--- start ---
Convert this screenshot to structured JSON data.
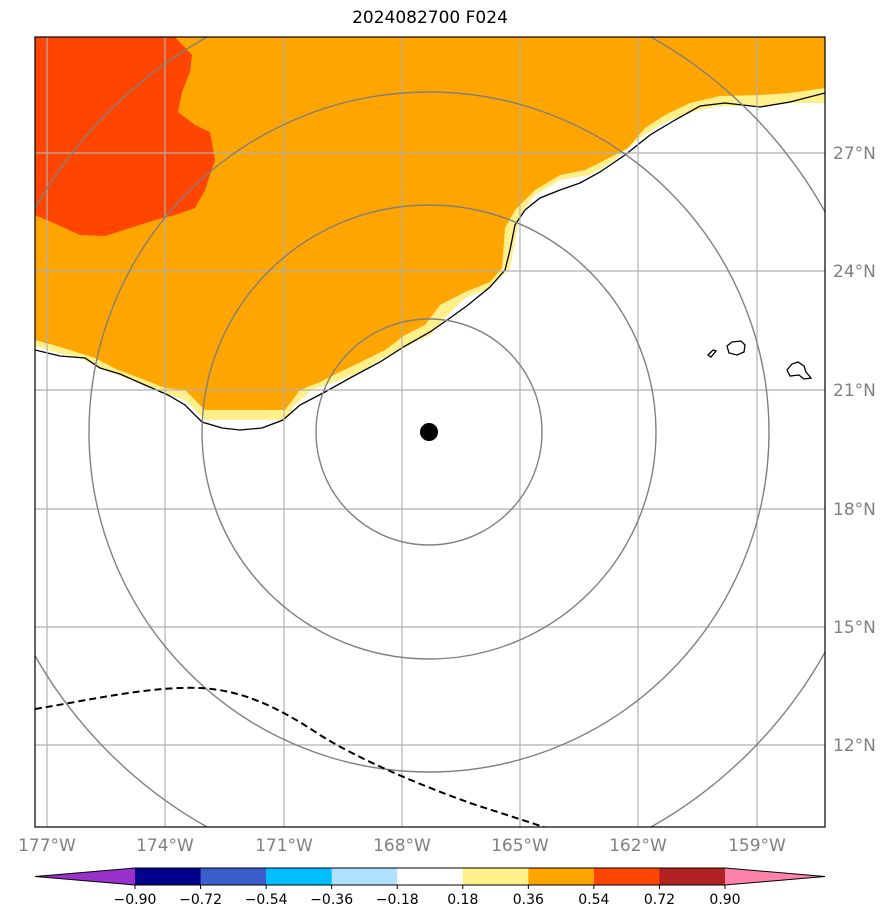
{
  "title": "2024082700 F024",
  "map": {
    "lon_labels": [
      "177°W",
      "174°W",
      "171°W",
      "168°W",
      "165°W",
      "162°W",
      "159°W"
    ],
    "lat_labels": [
      "27°N",
      "24°N",
      "21°N",
      "18°N",
      "15°N",
      "12°N"
    ],
    "center_marker": "storm-center",
    "range_rings": 4,
    "grid": true,
    "colors": {
      "grid": "#b0b0b0",
      "rings": "#808080",
      "contour": "#000000",
      "track": "#000000"
    }
  },
  "colorbar": {
    "tick_labels": [
      "−0.90",
      "−0.72",
      "−0.54",
      "−0.36",
      "−0.18",
      "0.18",
      "0.36",
      "0.54",
      "0.72",
      "0.90"
    ],
    "colors": [
      "#9932cc",
      "#00008b",
      "#3a5fcd",
      "#00bfff",
      "#b0e2ff",
      "#ffffff",
      "#fff08c",
      "#ffa500",
      "#ff4500",
      "#b22222",
      "#ff82ab"
    ]
  }
}
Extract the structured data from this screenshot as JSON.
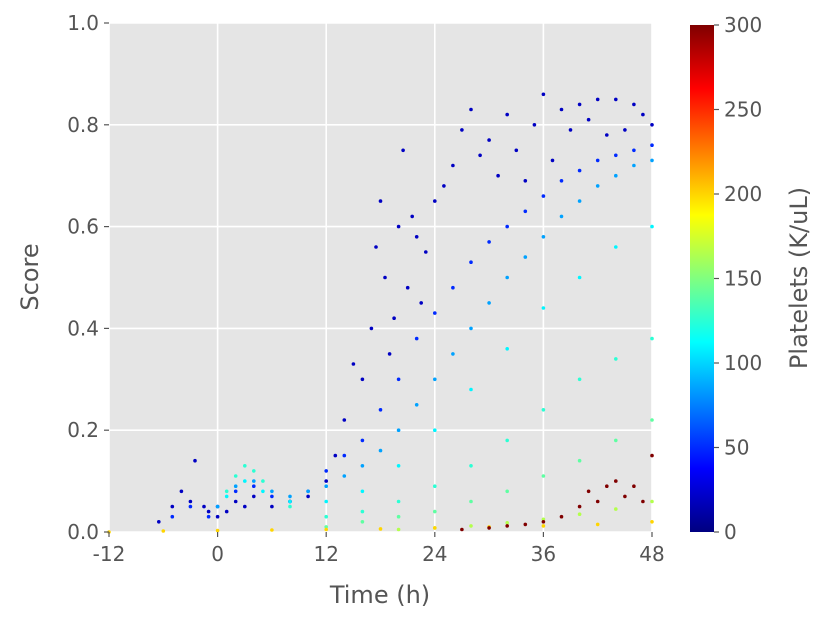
{
  "chart_data": {
    "type": "scatter",
    "xlabel": "Time (h)",
    "ylabel": "Score",
    "xlim": [
      -12,
      48
    ],
    "ylim": [
      0.0,
      1.0
    ],
    "xticks": [
      {
        "value": -12,
        "label": "-12"
      },
      {
        "value": 0,
        "label": "0"
      },
      {
        "value": 12,
        "label": "12"
      },
      {
        "value": 24,
        "label": "24"
      },
      {
        "value": 36,
        "label": "36"
      },
      {
        "value": 48,
        "label": "48"
      }
    ],
    "yticks": [
      {
        "value": 0.0,
        "label": "0.0"
      },
      {
        "value": 0.2,
        "label": "0.2"
      },
      {
        "value": 0.4,
        "label": "0.4"
      },
      {
        "value": 0.6,
        "label": "0.6"
      },
      {
        "value": 0.8,
        "label": "0.8"
      },
      {
        "value": 1.0,
        "label": "1.0"
      }
    ],
    "grid": true,
    "background": "#e5e5e5",
    "colorbar": {
      "label": "Platelets (K/uL)",
      "colormap": "jet",
      "range": [
        0,
        300
      ],
      "ticks": [
        {
          "value": 0,
          "label": "0"
        },
        {
          "value": 50,
          "label": "50"
        },
        {
          "value": 100,
          "label": "100"
        },
        {
          "value": 150,
          "label": "150"
        },
        {
          "value": 200,
          "label": "200"
        },
        {
          "value": 250,
          "label": "250"
        },
        {
          "value": 300,
          "label": "300"
        }
      ]
    },
    "groups": [
      {
        "platelets": 20,
        "points": [
          [
            -6.5,
            0.02
          ],
          [
            -5,
            0.05
          ],
          [
            -4,
            0.08
          ],
          [
            -3,
            0.06
          ],
          [
            -2.5,
            0.14
          ],
          [
            -1.5,
            0.05
          ],
          [
            -1,
            0.04
          ],
          [
            0,
            0.03
          ],
          [
            1,
            0.04
          ],
          [
            2,
            0.06
          ],
          [
            3,
            0.05
          ],
          [
            4,
            0.07
          ],
          [
            6,
            0.05
          ],
          [
            8,
            0.06
          ],
          [
            10,
            0.07
          ],
          [
            12,
            0.1
          ],
          [
            13,
            0.15
          ],
          [
            14,
            0.22
          ],
          [
            15,
            0.33
          ],
          [
            16,
            0.3
          ],
          [
            17,
            0.4
          ],
          [
            17.5,
            0.56
          ],
          [
            18,
            0.65
          ],
          [
            18.5,
            0.5
          ],
          [
            19,
            0.35
          ],
          [
            19.5,
            0.42
          ],
          [
            20,
            0.6
          ],
          [
            20.5,
            0.75
          ],
          [
            21,
            0.48
          ],
          [
            21.5,
            0.62
          ],
          [
            22,
            0.58
          ],
          [
            22.5,
            0.45
          ],
          [
            23,
            0.55
          ],
          [
            24,
            0.65
          ],
          [
            25,
            0.68
          ],
          [
            26,
            0.72
          ],
          [
            27,
            0.79
          ],
          [
            28,
            0.83
          ],
          [
            29,
            0.74
          ],
          [
            30,
            0.77
          ],
          [
            31,
            0.7
          ],
          [
            32,
            0.82
          ],
          [
            33,
            0.75
          ],
          [
            34,
            0.69
          ],
          [
            35,
            0.8
          ],
          [
            36,
            0.86
          ],
          [
            37,
            0.73
          ],
          [
            38,
            0.83
          ],
          [
            39,
            0.79
          ],
          [
            40,
            0.84
          ],
          [
            41,
            0.81
          ],
          [
            42,
            0.85
          ],
          [
            43,
            0.78
          ],
          [
            44,
            0.85
          ],
          [
            45,
            0.79
          ],
          [
            46,
            0.84
          ],
          [
            47,
            0.82
          ],
          [
            48,
            0.8
          ]
        ]
      },
      {
        "platelets": 50,
        "points": [
          [
            -5,
            0.03
          ],
          [
            -3,
            0.05
          ],
          [
            -1,
            0.03
          ],
          [
            0,
            0.05
          ],
          [
            2,
            0.08
          ],
          [
            4,
            0.09
          ],
          [
            6,
            0.07
          ],
          [
            8,
            0.06
          ],
          [
            10,
            0.08
          ],
          [
            12,
            0.12
          ],
          [
            14,
            0.15
          ],
          [
            16,
            0.18
          ],
          [
            18,
            0.24
          ],
          [
            20,
            0.3
          ],
          [
            22,
            0.38
          ],
          [
            24,
            0.43
          ],
          [
            26,
            0.48
          ],
          [
            28,
            0.53
          ],
          [
            30,
            0.57
          ],
          [
            32,
            0.6
          ],
          [
            34,
            0.63
          ],
          [
            36,
            0.66
          ],
          [
            38,
            0.69
          ],
          [
            40,
            0.71
          ],
          [
            42,
            0.73
          ],
          [
            44,
            0.74
          ],
          [
            46,
            0.75
          ],
          [
            48,
            0.76
          ]
        ]
      },
      {
        "platelets": 85,
        "points": [
          [
            0,
            0.05
          ],
          [
            2,
            0.09
          ],
          [
            4,
            0.1
          ],
          [
            6,
            0.08
          ],
          [
            8,
            0.07
          ],
          [
            10,
            0.08
          ],
          [
            12,
            0.09
          ],
          [
            14,
            0.11
          ],
          [
            16,
            0.13
          ],
          [
            18,
            0.16
          ],
          [
            20,
            0.2
          ],
          [
            22,
            0.25
          ],
          [
            24,
            0.3
          ],
          [
            26,
            0.35
          ],
          [
            28,
            0.4
          ],
          [
            30,
            0.45
          ],
          [
            32,
            0.5
          ],
          [
            34,
            0.54
          ],
          [
            36,
            0.58
          ],
          [
            38,
            0.62
          ],
          [
            40,
            0.65
          ],
          [
            42,
            0.68
          ],
          [
            44,
            0.7
          ],
          [
            46,
            0.72
          ],
          [
            48,
            0.73
          ]
        ]
      },
      {
        "platelets": 110,
        "points": [
          [
            1,
            0.07
          ],
          [
            3,
            0.1
          ],
          [
            5,
            0.08
          ],
          [
            8,
            0.06
          ],
          [
            12,
            0.06
          ],
          [
            16,
            0.08
          ],
          [
            20,
            0.13
          ],
          [
            24,
            0.2
          ],
          [
            28,
            0.28
          ],
          [
            32,
            0.36
          ],
          [
            36,
            0.44
          ],
          [
            40,
            0.5
          ],
          [
            44,
            0.56
          ],
          [
            48,
            0.6
          ]
        ]
      },
      {
        "platelets": 125,
        "points": [
          [
            1,
            0.08
          ],
          [
            2,
            0.11
          ],
          [
            3,
            0.13
          ],
          [
            4,
            0.12
          ],
          [
            5,
            0.1
          ],
          [
            8,
            0.05
          ],
          [
            12,
            0.03
          ],
          [
            16,
            0.04
          ],
          [
            20,
            0.06
          ],
          [
            24,
            0.09
          ],
          [
            28,
            0.13
          ],
          [
            32,
            0.18
          ],
          [
            36,
            0.24
          ],
          [
            40,
            0.3
          ],
          [
            44,
            0.34
          ],
          [
            48,
            0.38
          ]
        ]
      },
      {
        "platelets": 140,
        "points": [
          [
            12,
            0.01
          ],
          [
            16,
            0.02
          ],
          [
            20,
            0.03
          ],
          [
            24,
            0.04
          ],
          [
            28,
            0.06
          ],
          [
            32,
            0.08
          ],
          [
            36,
            0.11
          ],
          [
            40,
            0.14
          ],
          [
            44,
            0.18
          ],
          [
            48,
            0.22
          ]
        ]
      },
      {
        "platelets": 165,
        "points": [
          [
            20,
            0.005
          ],
          [
            24,
            0.008
          ],
          [
            28,
            0.012
          ],
          [
            32,
            0.018
          ],
          [
            36,
            0.025
          ],
          [
            40,
            0.035
          ],
          [
            44,
            0.045
          ],
          [
            48,
            0.06
          ]
        ]
      },
      {
        "platelets": 200,
        "points": [
          [
            -12,
            0.0
          ],
          [
            -6,
            0.002
          ],
          [
            0,
            0.003
          ],
          [
            6,
            0.004
          ],
          [
            12,
            0.005
          ],
          [
            18,
            0.006
          ],
          [
            24,
            0.008
          ],
          [
            30,
            0.01
          ],
          [
            36,
            0.012
          ],
          [
            42,
            0.015
          ],
          [
            48,
            0.02
          ]
        ]
      },
      {
        "platelets": 300,
        "points": [
          [
            27,
            0.005
          ],
          [
            30,
            0.008
          ],
          [
            32,
            0.012
          ],
          [
            34,
            0.015
          ],
          [
            36,
            0.02
          ],
          [
            38,
            0.03
          ],
          [
            40,
            0.05
          ],
          [
            41,
            0.08
          ],
          [
            42,
            0.06
          ],
          [
            43,
            0.09
          ],
          [
            44,
            0.1
          ],
          [
            45,
            0.07
          ],
          [
            46,
            0.09
          ],
          [
            47,
            0.06
          ],
          [
            48,
            0.15
          ]
        ]
      }
    ]
  }
}
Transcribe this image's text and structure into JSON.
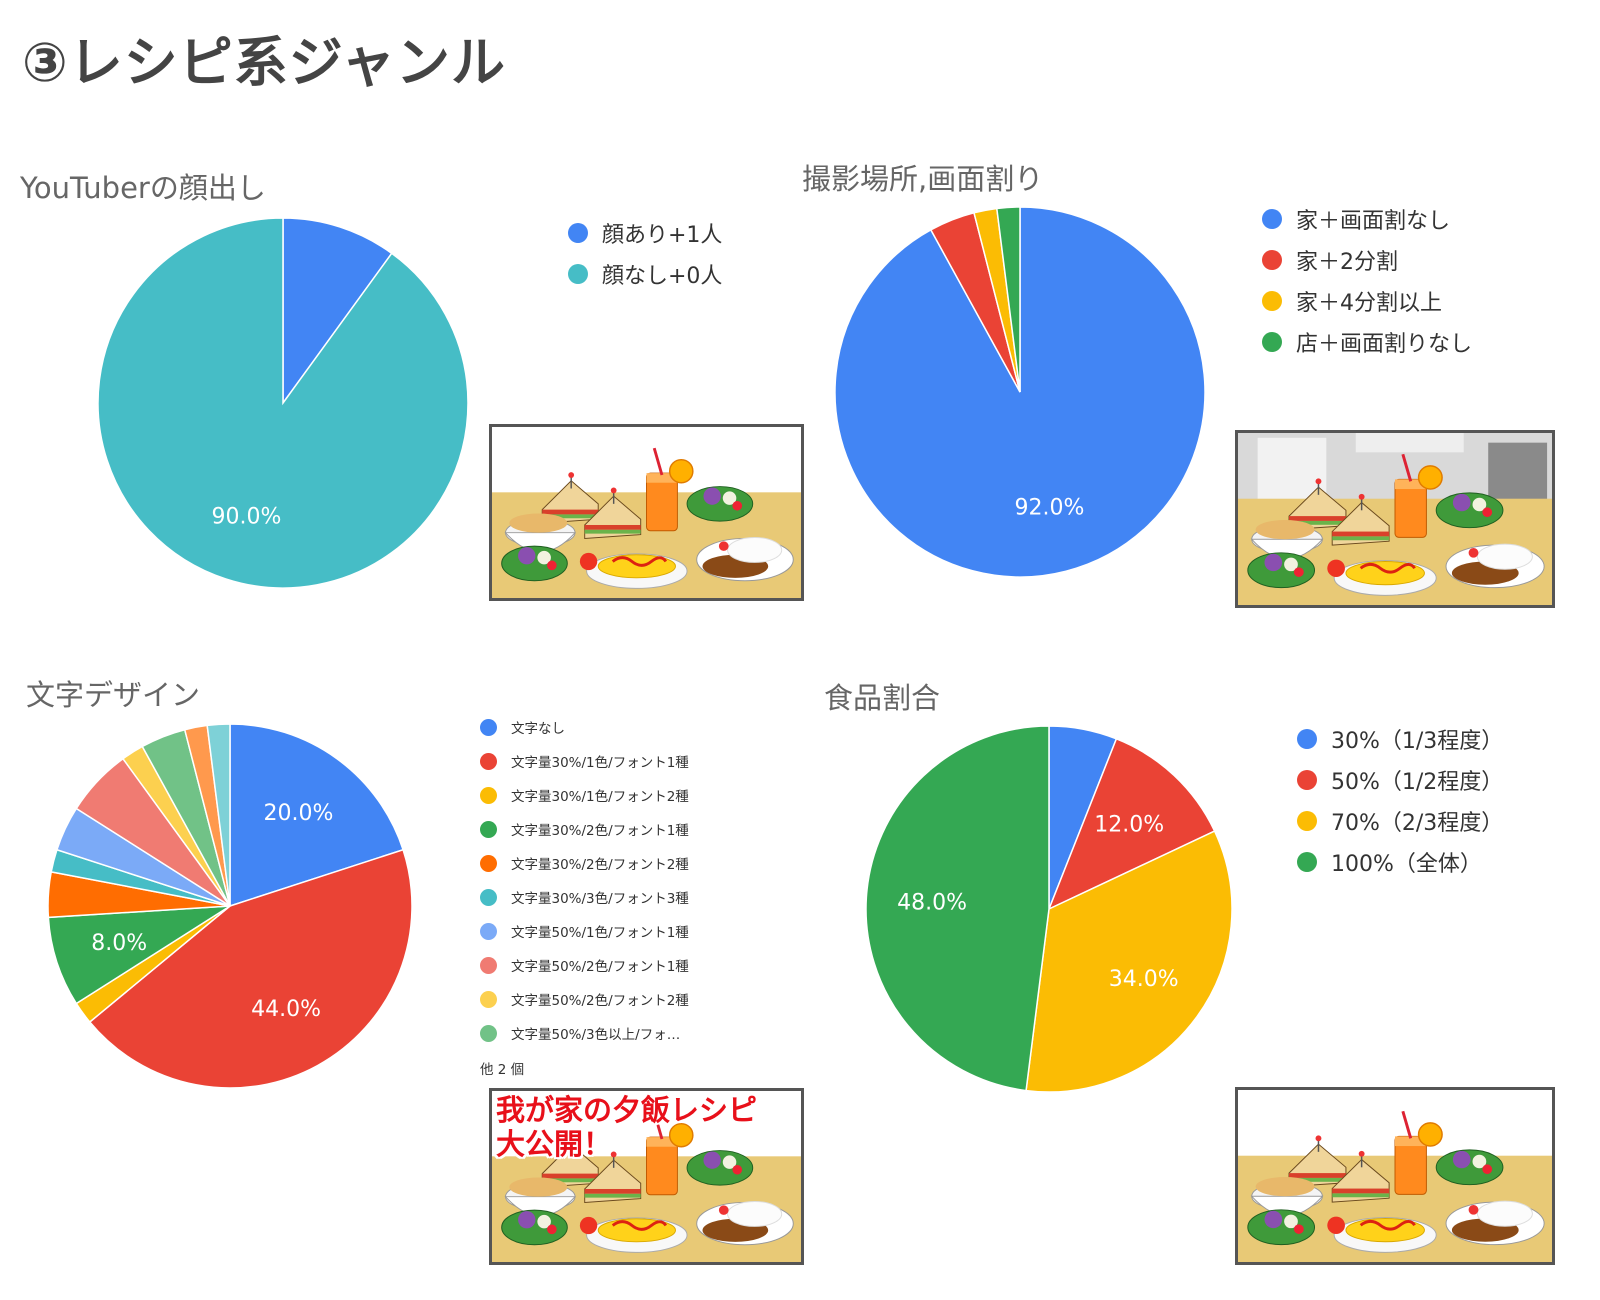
{
  "page": {
    "title": "③レシピ系ジャンル"
  },
  "chart_data": [
    {
      "type": "pie",
      "title": "YouTuberの顔出し",
      "legend_position": "right",
      "start": 0,
      "labels": [
        "顔あり+1人",
        "顔なし+0人"
      ],
      "values": [
        10,
        90
      ],
      "colors": [
        "#4285f4",
        "#46bdc6"
      ],
      "data_labels": [
        "",
        "90.0%"
      ]
    },
    {
      "type": "pie",
      "title": "撮影場所,画面割り",
      "legend_position": "right",
      "start": 0,
      "labels": [
        "家＋画面割なし",
        "家＋2分割",
        "家＋4分割以上",
        "店＋画面割りなし"
      ],
      "values": [
        92,
        4,
        2,
        2
      ],
      "colors": [
        "#4285f4",
        "#ea4335",
        "#fbbc04",
        "#34a853"
      ],
      "data_labels": [
        "92.0%",
        "",
        "",
        ""
      ]
    },
    {
      "type": "pie",
      "title": "文字デザイン",
      "legend_position": "right",
      "start": 0,
      "labels": [
        "文字なし",
        "文字量30%/1色/フォント1種",
        "文字量30%/1色/フォント2種",
        "文字量30%/2色/フォント1種",
        "文字量30%/2色/フォント2種",
        "文字量30%/3色/フォント3種",
        "文字量50%/1色/フォント1種",
        "文字量50%/2色/フォント1種",
        "文字量50%/2色/フォント2種",
        "文字量50%/3色以上/フォ…",
        "",
        ""
      ],
      "values": [
        20,
        44,
        2,
        8,
        4,
        2,
        4,
        6,
        2,
        4,
        2,
        2
      ],
      "colors": [
        "#4285f4",
        "#ea4335",
        "#fbbc04",
        "#34a853",
        "#ff6d01",
        "#46bdc6",
        "#7baaf7",
        "#f07b72",
        "#fcd04f",
        "#71c287",
        "#ff994d",
        "#7ed1d7"
      ],
      "data_labels": [
        "20.0%",
        "44.0%",
        "",
        "8.0%",
        "",
        "",
        "",
        "",
        "",
        "",
        "",
        ""
      ],
      "legend_more": "他 2 個"
    },
    {
      "type": "pie",
      "title": "食品割合",
      "legend_position": "right",
      "start": 0,
      "labels": [
        "30%（1/3程度）",
        "50%（1/2程度）",
        "70%（2/3程度）",
        "100%（全体）"
      ],
      "values": [
        6,
        12,
        34,
        48
      ],
      "colors": [
        "#4285f4",
        "#ea4335",
        "#fbbc04",
        "#34a853"
      ],
      "data_labels": [
        "",
        "12.0%",
        "34.0%",
        "48.0%"
      ]
    }
  ],
  "thumbnails": [
    {
      "variant": "plain"
    },
    {
      "variant": "room"
    },
    {
      "variant": "text",
      "overlay_lines": [
        "我が家の夕飯レシピ",
        "大公開！"
      ]
    },
    {
      "variant": "plain"
    }
  ]
}
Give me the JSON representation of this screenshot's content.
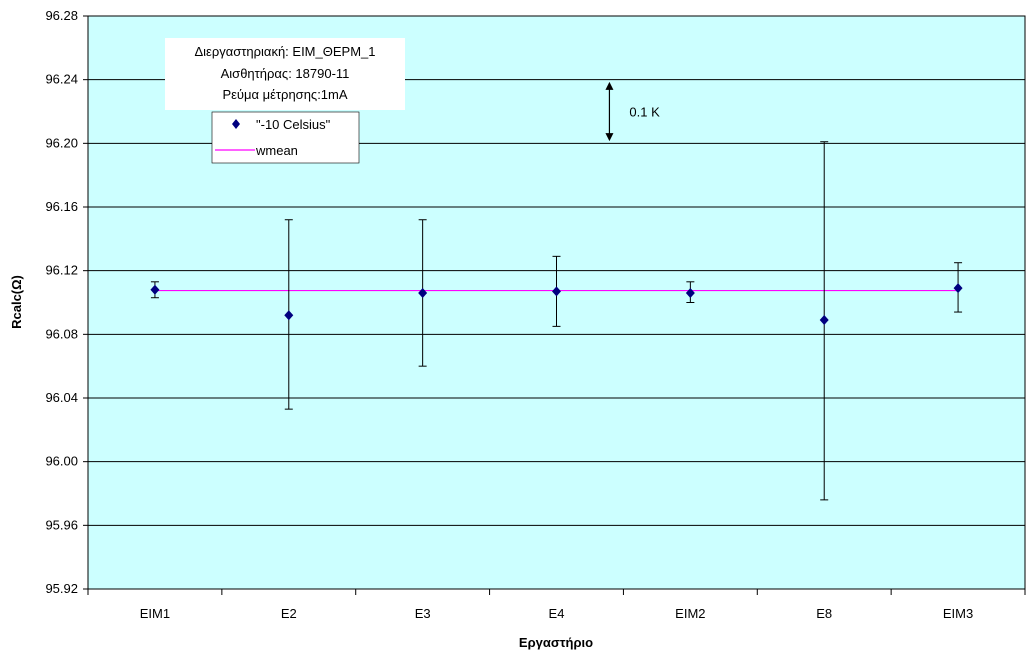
{
  "chart_data": {
    "type": "scatter",
    "title": "",
    "xlabel": "Εργαστήριο",
    "ylabel": "Rcalc(Ω)",
    "categories": [
      "EIM1",
      "E2",
      "E3",
      "E4",
      "EIM2",
      "E8",
      "EIM3"
    ],
    "ylim": [
      95.92,
      96.28
    ],
    "yticks": [
      "95.92",
      "95.96",
      "96.00",
      "96.04",
      "96.08",
      "96.12",
      "96.16",
      "96.20",
      "96.24",
      "96.28"
    ],
    "grid": true,
    "series": [
      {
        "name": "\"-10 Celsius\"",
        "color": "#000080",
        "marker": "diamond",
        "values": [
          96.108,
          96.092,
          96.106,
          96.107,
          96.106,
          96.089,
          96.109
        ],
        "err_low": [
          96.103,
          96.033,
          96.06,
          96.085,
          96.1,
          95.976,
          96.094
        ],
        "err_high": [
          96.113,
          96.152,
          96.152,
          96.129,
          96.113,
          96.201,
          96.125
        ]
      },
      {
        "name": "wmean",
        "color": "#ff00ff",
        "type": "line",
        "value": 96.1075
      }
    ],
    "info_box": [
      "Διεργαστηριακή: EIM_ΘΕΡΜ_1",
      "Αισθητήρας: 18790-11",
      "Ρεύμα μέτρησης:1mA"
    ],
    "annotation": {
      "label": "0.1 K",
      "y_from": 96.2014,
      "y_to": 96.2386,
      "between_categories": [
        3,
        4
      ]
    },
    "legend_position": "top-left",
    "plot_background": "#ccffff"
  }
}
--- end ---
TASK DETAILS: Leave the pictures out. Extract exactly the lines running from the one with "Give me the" through the last entry, both ends included.

SOLVED PROBLEM:
Give me the JSON representation of this screenshot's content.
{
  "chart_data": {
    "type": "scatter",
    "title": "",
    "xlabel": "Εργαστήριο",
    "ylabel": "Rcalc(Ω)",
    "categories": [
      "EIM1",
      "E2",
      "E3",
      "E4",
      "EIM2",
      "E8",
      "EIM3"
    ],
    "ylim": [
      95.92,
      96.28
    ],
    "yticks": [
      "95.92",
      "95.96",
      "96.00",
      "96.04",
      "96.08",
      "96.12",
      "96.16",
      "96.20",
      "96.24",
      "96.28"
    ],
    "grid": true,
    "series": [
      {
        "name": "\"-10 Celsius\"",
        "color": "#000080",
        "marker": "diamond",
        "values": [
          96.108,
          96.092,
          96.106,
          96.107,
          96.106,
          96.089,
          96.109
        ],
        "err_low": [
          96.103,
          96.033,
          96.06,
          96.085,
          96.1,
          95.976,
          96.094
        ],
        "err_high": [
          96.113,
          96.152,
          96.152,
          96.129,
          96.113,
          96.201,
          96.125
        ]
      },
      {
        "name": "wmean",
        "color": "#ff00ff",
        "type": "line",
        "value": 96.1075
      }
    ],
    "info_box": [
      "Διεργαστηριακή: EIM_ΘΕΡΜ_1",
      "Αισθητήρας: 18790-11",
      "Ρεύμα μέτρησης:1mA"
    ],
    "annotation": {
      "label": "0.1 K",
      "y_from": 96.2014,
      "y_to": 96.2386,
      "between_categories": [
        3,
        4
      ]
    },
    "legend_position": "top-left",
    "plot_background": "#ccffff"
  }
}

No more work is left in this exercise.